Begin RECORDS PROVIDED

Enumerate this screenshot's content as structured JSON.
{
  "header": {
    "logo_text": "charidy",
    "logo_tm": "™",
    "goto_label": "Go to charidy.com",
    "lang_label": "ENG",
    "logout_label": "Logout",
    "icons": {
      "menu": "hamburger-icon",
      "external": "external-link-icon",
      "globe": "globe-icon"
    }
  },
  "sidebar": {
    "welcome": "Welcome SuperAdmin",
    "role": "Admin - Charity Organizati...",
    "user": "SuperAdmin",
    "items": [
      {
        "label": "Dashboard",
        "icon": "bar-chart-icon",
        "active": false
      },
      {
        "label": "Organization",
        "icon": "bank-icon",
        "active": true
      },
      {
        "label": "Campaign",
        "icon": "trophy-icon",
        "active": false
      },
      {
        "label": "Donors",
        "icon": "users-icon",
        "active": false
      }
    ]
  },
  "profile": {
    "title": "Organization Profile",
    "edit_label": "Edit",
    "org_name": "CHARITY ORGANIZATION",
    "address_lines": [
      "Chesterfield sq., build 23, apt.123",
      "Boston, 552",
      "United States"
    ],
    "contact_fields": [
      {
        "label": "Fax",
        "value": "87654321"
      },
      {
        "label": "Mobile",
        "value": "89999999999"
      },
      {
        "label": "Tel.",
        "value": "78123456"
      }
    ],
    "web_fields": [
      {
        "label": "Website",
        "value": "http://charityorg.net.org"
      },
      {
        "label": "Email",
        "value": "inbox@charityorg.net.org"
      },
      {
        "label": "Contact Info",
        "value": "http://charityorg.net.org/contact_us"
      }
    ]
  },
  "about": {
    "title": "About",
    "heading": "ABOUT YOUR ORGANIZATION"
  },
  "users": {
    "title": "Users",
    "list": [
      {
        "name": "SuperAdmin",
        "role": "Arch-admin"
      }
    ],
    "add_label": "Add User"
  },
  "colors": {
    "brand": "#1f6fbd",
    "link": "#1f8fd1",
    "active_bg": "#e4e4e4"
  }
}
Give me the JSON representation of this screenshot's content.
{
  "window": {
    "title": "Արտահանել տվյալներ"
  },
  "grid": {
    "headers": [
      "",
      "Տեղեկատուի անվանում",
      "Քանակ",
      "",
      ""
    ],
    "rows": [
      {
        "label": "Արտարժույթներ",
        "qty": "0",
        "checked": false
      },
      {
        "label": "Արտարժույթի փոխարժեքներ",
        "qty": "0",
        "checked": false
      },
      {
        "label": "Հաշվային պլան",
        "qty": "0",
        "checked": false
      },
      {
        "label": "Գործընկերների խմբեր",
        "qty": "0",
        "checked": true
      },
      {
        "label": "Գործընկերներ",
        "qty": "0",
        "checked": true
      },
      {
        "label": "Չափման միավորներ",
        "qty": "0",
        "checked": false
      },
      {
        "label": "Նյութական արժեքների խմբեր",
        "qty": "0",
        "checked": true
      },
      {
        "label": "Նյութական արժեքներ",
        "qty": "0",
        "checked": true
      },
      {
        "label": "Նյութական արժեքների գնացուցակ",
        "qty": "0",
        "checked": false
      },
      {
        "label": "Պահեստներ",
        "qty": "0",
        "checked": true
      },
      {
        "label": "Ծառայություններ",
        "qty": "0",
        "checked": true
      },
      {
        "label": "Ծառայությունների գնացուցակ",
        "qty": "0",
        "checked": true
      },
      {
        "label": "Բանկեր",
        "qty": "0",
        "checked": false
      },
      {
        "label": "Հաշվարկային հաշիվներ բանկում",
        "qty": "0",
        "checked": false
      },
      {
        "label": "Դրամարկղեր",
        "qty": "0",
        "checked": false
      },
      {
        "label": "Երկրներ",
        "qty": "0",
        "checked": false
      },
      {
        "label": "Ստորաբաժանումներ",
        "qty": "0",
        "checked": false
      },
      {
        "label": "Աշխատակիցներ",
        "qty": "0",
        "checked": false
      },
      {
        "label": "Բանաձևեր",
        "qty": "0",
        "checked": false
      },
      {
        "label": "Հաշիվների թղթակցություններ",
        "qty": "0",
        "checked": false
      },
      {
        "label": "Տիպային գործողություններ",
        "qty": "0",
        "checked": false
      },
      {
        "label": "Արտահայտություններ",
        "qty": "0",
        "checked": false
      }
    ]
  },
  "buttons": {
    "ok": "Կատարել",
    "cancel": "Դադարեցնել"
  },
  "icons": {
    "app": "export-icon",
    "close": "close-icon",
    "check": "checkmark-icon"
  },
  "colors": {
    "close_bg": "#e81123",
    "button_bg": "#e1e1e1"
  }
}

End RECORDS PROVIDED

_STATED PROBLEM_. Copy every line of the listing that includes the string "this".

_FINAL RESULT_.
Enumerate this screenshot's content as structured JSON.
Give me the JSON representation of this screenshot's content.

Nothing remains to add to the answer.